=== Stated task ===
Take the entries below and reproduce them word for word.

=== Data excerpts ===
════

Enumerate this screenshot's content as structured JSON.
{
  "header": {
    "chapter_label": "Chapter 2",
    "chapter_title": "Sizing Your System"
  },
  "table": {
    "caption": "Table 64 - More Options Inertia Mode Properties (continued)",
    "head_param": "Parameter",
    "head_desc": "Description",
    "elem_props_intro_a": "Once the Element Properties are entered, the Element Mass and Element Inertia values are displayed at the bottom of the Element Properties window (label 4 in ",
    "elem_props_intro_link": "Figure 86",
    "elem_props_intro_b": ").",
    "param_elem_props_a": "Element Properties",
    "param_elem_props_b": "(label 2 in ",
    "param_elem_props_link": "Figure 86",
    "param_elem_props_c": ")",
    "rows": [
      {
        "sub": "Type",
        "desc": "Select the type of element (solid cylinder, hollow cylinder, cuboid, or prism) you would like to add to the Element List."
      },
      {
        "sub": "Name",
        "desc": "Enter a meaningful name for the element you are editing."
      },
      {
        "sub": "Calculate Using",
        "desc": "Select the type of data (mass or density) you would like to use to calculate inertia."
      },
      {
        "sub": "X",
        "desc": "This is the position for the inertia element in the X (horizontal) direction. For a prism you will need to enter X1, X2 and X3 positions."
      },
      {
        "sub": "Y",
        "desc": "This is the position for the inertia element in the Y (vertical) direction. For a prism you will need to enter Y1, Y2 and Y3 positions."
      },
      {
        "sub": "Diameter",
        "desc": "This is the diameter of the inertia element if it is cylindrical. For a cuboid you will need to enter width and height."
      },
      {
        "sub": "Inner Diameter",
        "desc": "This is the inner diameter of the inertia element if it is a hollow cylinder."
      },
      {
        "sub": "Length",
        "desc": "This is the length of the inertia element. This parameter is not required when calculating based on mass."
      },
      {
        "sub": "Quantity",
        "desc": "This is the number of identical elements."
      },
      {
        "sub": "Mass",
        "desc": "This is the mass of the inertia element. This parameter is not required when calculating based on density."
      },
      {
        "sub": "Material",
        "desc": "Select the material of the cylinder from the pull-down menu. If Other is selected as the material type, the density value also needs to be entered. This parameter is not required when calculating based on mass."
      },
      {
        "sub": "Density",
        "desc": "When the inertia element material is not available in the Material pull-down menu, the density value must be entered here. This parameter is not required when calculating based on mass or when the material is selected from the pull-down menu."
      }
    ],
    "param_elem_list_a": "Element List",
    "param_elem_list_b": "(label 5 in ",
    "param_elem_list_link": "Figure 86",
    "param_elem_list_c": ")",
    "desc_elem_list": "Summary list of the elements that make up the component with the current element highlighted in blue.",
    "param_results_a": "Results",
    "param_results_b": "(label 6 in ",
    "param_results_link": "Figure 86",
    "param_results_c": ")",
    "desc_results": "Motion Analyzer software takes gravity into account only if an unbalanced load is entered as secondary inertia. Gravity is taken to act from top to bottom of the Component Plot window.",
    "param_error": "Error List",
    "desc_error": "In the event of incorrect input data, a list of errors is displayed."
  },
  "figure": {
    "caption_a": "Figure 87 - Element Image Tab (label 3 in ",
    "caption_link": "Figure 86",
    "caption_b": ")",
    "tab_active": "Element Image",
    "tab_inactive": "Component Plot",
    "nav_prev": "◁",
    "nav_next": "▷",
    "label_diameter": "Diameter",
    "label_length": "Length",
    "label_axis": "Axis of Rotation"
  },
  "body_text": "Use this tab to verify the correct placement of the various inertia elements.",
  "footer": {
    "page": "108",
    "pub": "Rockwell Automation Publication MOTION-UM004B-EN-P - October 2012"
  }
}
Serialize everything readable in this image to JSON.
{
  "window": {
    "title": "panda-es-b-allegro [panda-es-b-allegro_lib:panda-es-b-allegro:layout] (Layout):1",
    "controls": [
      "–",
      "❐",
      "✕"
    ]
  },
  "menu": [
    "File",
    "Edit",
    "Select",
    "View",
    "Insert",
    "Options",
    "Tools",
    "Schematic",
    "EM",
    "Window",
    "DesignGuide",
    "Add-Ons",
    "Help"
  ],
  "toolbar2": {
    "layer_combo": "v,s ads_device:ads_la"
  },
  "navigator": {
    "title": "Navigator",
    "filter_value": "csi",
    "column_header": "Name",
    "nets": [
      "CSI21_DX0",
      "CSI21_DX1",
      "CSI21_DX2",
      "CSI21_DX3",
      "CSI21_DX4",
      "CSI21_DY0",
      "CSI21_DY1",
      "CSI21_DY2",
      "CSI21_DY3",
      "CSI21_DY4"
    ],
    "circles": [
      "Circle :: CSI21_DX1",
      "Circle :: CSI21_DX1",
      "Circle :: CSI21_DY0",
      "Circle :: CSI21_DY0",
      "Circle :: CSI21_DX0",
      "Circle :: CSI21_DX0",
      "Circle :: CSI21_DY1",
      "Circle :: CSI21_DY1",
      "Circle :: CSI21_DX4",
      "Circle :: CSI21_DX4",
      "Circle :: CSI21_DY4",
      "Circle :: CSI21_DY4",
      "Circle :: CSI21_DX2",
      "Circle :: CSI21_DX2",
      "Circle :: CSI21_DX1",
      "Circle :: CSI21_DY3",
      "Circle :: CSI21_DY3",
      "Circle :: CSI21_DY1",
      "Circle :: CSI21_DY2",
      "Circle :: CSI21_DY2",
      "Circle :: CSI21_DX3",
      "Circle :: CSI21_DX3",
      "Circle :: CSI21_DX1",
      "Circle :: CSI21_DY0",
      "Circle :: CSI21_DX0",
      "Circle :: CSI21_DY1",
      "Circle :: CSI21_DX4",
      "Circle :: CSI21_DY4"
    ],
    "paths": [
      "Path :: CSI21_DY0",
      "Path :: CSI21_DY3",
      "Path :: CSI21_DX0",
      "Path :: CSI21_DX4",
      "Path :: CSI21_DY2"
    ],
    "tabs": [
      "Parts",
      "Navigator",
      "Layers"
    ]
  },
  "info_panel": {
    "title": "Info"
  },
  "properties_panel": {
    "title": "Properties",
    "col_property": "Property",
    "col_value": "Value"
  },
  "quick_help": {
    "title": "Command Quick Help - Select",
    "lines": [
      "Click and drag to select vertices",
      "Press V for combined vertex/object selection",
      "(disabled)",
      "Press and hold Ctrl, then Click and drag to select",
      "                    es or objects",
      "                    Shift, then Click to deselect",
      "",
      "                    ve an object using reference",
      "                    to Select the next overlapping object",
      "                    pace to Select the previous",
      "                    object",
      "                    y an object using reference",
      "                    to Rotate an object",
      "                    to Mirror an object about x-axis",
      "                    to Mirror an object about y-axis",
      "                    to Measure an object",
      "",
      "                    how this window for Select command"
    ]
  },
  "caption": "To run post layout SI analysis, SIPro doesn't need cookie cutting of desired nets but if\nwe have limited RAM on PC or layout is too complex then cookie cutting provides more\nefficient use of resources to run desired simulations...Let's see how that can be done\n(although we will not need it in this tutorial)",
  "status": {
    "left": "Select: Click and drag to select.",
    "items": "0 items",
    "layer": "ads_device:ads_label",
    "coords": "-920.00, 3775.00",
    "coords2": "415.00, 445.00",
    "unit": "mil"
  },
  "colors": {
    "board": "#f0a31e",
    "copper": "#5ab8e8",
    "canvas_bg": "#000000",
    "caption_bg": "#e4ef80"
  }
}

════

=== Solution for this problem ===
Enumerate this screenshot's content as structured JSON.
{
  "header": {
    "chapter_label": "Chapter 2",
    "chapter_title": "Sizing Your System"
  },
  "table": {
    "caption": "Table 64 - More Options Inertia Mode Properties (continued)",
    "head_param": "Parameter",
    "head_desc": "Description",
    "elem_props_intro_a": "Once the Element Properties are entered, the Element Mass and Element Inertia values are displayed at the bottom of the Element Properties window (label 4 in ",
    "elem_props_intro_link": "Figure 86",
    "elem_props_intro_b": ").",
    "param_elem_props_a": "Element Properties",
    "param_elem_props_b": "(label 2 in ",
    "param_elem_props_link": "Figure 86",
    "param_elem_props_c": ")",
    "rows": [
      {
        "sub": "Type",
        "desc": "Select the type of element (solid cylinder, hollow cylinder, cuboid, or prism) you would like to add to the Element List."
      },
      {
        "sub": "Name",
        "desc": "Enter a meaningful name for the element you are editing."
      },
      {
        "sub": "Calculate Using",
        "desc": "Select the type of data (mass or density) you would like to use to calculate inertia."
      },
      {
        "sub": "X",
        "desc": "This is the position for the inertia element in the X (horizontal) direction. For a prism you will need to enter X1, X2 and X3 positions."
      },
      {
        "sub": "Y",
        "desc": "This is the position for the inertia element in the Y (vertical) direction. For a prism you will need to enter Y1, Y2 and Y3 positions."
      },
      {
        "sub": "Diameter",
        "desc": "This is the diameter of the inertia element if it is cylindrical. For a cuboid you will need to enter width and height."
      },
      {
        "sub": "Inner Diameter",
        "desc": "This is the inner diameter of the inertia element if it is a hollow cylinder."
      },
      {
        "sub": "Length",
        "desc": "This is the length of the inertia element. This parameter is not required when calculating based on mass."
      },
      {
        "sub": "Quantity",
        "desc": "This is the number of identical elements."
      },
      {
        "sub": "Mass",
        "desc": "This is the mass of the inertia element. This parameter is not required when calculating based on density."
      },
      {
        "sub": "Material",
        "desc": "Select the material of the cylinder from the pull-down menu. If Other is selected as the material type, the density value also needs to be entered. This parameter is not required when calculating based on mass."
      },
      {
        "sub": "Density",
        "desc": "When the inertia element material is not available in the Material pull-down menu, the density value must be entered here. This parameter is not required when calculating based on mass or when the material is selected from the pull-down menu."
      }
    ],
    "param_elem_list_a": "Element List",
    "param_elem_list_b": "(label 5 in ",
    "param_elem_list_link": "Figure 86",
    "param_elem_list_c": ")",
    "desc_elem_list": "Summary list of the elements that make up the component with the current element highlighted in blue.",
    "param_results_a": "Results",
    "param_results_b": "(label 6 in ",
    "param_results_link": "Figure 86",
    "param_results_c": ")",
    "desc_results": "Motion Analyzer software takes gravity into account only if an unbalanced load is entered as secondary inertia. Gravity is taken to act from top to bottom of the Component Plot window.",
    "param_error": "Error List",
    "desc_error": "In the event of incorrect input data, a list of errors is displayed."
  },
  "figure": {
    "caption_a": "Figure 87 - Element Image Tab (label 3 in ",
    "caption_link": "Figure 86",
    "caption_b": ")",
    "tab_active": "Element Image",
    "tab_inactive": "Component Plot",
    "nav_prev": "◁",
    "nav_next": "▷",
    "label_diameter": "Diameter",
    "label_length": "Length",
    "label_axis": "Axis of Rotation"
  },
  "body_text": "Use this tab to verify the correct placement of the various inertia elements.",
  "footer": {
    "page": "108",
    "pub": "Rockwell Automation Publication MOTION-UM004B-EN-P - October 2012"
  }
}
Serialize everything readable in this image to JSON.
{
  "window": {
    "title": "panda-es-b-allegro [panda-es-b-allegro_lib:panda-es-b-allegro:layout] (Layout):1",
    "controls": [
      "–",
      "❐",
      "✕"
    ]
  },
  "menu": [
    "File",
    "Edit",
    "Select",
    "View",
    "Insert",
    "Options",
    "Tools",
    "Schematic",
    "EM",
    "Window",
    "DesignGuide",
    "Add-Ons",
    "Help"
  ],
  "toolbar2": {
    "layer_combo": "v,s ads_device:ads_la"
  },
  "navigator": {
    "title": "Navigator",
    "filter_value": "csi",
    "column_header": "Name",
    "nets": [
      "CSI21_DX0",
      "CSI21_DX1",
      "CSI21_DX2",
      "CSI21_DX3",
      "CSI21_DX4",
      "CSI21_DY0",
      "CSI21_DY1",
      "CSI21_DY2",
      "CSI21_DY3",
      "CSI21_DY4"
    ],
    "circles": [
      "Circle :: CSI21_DX1",
      "Circle :: CSI21_DX1",
      "Circle :: CSI21_DY0",
      "Circle :: CSI21_DY0",
      "Circle :: CSI21_DX0",
      "Circle :: CSI21_DX0",
      "Circle :: CSI21_DY1",
      "Circle :: CSI21_DY1",
      "Circle :: CSI21_DX4",
      "Circle :: CSI21_DX4",
      "Circle :: CSI21_DY4",
      "Circle :: CSI21_DY4",
      "Circle :: CSI21_DX2",
      "Circle :: CSI21_DX2",
      "Circle :: CSI21_DX1",
      "Circle :: CSI21_DY3",
      "Circle :: CSI21_DY3",
      "Circle :: CSI21_DY1",
      "Circle :: CSI21_DY2",
      "Circle :: CSI21_DY2",
      "Circle :: CSI21_DX3",
      "Circle :: CSI21_DX3",
      "Circle :: CSI21_DX1",
      "Circle :: CSI21_DY0",
      "Circle :: CSI21_DX0",
      "Circle :: CSI21_DY1",
      "Circle :: CSI21_DX4",
      "Circle :: CSI21_DY4"
    ],
    "paths": [
      "Path :: CSI21_DY0",
      "Path :: CSI21_DY3",
      "Path :: CSI21_DX0",
      "Path :: CSI21_DX4",
      "Path :: CSI21_DY2"
    ],
    "tabs": [
      "Parts",
      "Navigator",
      "Layers"
    ]
  },
  "info_panel": {
    "title": "Info"
  },
  "properties_panel": {
    "title": "Properties",
    "col_property": "Property",
    "col_value": "Value"
  },
  "quick_help": {
    "title": "Command Quick Help - Select",
    "lines": [
      "Click and drag to select vertices",
      "Press V for combined vertex/object selection",
      "(disabled)",
      "Press and hold Ctrl, then Click and drag to select",
      "                    es or objects",
      "                    Shift, then Click to deselect",
      "",
      "                    ve an object using reference",
      "                    to Select the next overlapping object",
      "                    pace to Select the previous",
      "                    object",
      "                    y an object using reference",
      "                    to Rotate an object",
      "                    to Mirror an object about x-axis",
      "                    to Mirror an object about y-axis",
      "                    to Measure an object",
      "",
      "                    how this window for Select command"
    ]
  },
  "caption": "To run post layout SI analysis, SIPro doesn't need cookie cutting of desired nets but if\nwe have limited RAM on PC or layout is too complex then cookie cutting provides more\nefficient use of resources to run desired simulations...Let's see how that can be done\n(although we will not need it in this tutorial)",
  "status": {
    "left": "Select: Click and drag to select.",
    "items": "0 items",
    "layer": "ads_device:ads_label",
    "coords": "-920.00, 3775.00",
    "coords2": "415.00, 445.00",
    "unit": "mil"
  },
  "colors": {
    "board": "#f0a31e",
    "copper": "#5ab8e8",
    "canvas_bg": "#000000",
    "caption_bg": "#e4ef80"
  }
}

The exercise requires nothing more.